> **Directions for this task**
Show all lines holding the string "ведомости".

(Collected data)
>>>

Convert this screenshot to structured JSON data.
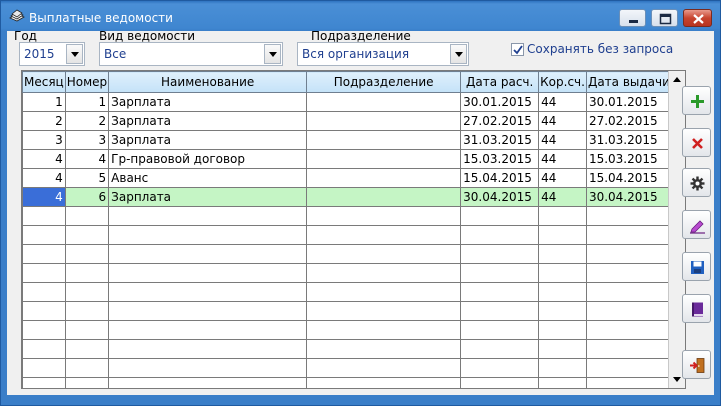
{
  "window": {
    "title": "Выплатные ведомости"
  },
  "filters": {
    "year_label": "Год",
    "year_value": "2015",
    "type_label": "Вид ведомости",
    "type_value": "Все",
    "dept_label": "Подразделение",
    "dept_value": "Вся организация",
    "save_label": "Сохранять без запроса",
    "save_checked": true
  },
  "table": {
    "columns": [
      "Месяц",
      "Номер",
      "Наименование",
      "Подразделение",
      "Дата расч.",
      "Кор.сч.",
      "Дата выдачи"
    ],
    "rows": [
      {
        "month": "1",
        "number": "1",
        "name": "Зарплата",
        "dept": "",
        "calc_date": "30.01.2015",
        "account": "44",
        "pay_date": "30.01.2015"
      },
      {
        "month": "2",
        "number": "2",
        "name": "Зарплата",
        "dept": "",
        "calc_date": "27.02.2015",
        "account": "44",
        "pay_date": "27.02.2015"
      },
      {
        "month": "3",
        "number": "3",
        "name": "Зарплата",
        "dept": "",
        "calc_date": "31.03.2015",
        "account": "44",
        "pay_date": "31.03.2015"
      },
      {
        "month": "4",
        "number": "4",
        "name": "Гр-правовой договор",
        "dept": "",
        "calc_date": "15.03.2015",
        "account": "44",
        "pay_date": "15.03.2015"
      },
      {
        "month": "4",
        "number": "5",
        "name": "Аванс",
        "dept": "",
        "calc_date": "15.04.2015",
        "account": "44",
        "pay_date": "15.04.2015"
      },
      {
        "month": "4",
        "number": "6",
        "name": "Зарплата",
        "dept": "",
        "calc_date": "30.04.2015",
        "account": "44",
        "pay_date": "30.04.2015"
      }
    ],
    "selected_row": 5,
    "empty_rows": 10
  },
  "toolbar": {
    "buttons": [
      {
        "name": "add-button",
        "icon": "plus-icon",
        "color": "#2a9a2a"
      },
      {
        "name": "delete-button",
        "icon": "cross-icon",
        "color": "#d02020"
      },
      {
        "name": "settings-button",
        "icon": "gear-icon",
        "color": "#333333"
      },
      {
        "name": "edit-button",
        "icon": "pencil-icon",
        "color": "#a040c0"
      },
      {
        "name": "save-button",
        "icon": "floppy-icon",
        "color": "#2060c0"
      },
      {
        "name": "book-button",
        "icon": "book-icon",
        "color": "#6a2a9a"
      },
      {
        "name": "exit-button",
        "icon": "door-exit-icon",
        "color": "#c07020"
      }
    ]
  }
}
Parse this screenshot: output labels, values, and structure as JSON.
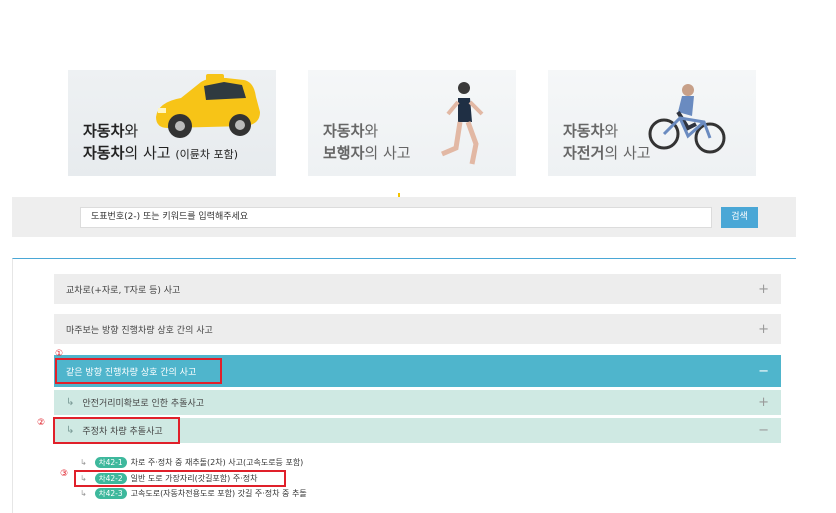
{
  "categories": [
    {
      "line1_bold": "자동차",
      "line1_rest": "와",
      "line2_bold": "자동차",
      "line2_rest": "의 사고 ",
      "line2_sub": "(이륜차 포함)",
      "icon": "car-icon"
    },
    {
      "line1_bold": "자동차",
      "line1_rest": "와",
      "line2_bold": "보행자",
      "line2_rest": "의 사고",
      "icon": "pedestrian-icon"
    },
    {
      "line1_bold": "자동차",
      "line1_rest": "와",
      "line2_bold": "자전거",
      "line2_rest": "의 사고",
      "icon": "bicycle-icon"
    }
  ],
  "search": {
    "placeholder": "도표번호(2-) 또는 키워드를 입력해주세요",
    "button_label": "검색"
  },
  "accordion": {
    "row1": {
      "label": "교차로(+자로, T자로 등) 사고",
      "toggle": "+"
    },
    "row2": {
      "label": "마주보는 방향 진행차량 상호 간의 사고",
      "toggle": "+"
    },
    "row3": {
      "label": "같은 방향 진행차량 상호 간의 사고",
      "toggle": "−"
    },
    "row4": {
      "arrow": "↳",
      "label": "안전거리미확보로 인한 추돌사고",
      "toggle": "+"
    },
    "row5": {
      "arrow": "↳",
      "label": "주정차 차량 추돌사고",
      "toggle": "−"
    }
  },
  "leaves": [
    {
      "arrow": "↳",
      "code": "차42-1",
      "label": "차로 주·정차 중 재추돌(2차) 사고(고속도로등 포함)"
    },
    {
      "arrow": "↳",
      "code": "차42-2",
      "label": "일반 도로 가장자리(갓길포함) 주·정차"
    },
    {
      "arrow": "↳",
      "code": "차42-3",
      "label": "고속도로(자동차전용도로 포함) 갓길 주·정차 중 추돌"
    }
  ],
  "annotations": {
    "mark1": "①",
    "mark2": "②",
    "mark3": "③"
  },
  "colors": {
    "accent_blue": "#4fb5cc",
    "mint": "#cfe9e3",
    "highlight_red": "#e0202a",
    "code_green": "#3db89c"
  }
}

<<<

> **Task result**
    "title": "Выплатные ведомости"
    "type_label": "Вид ведомости",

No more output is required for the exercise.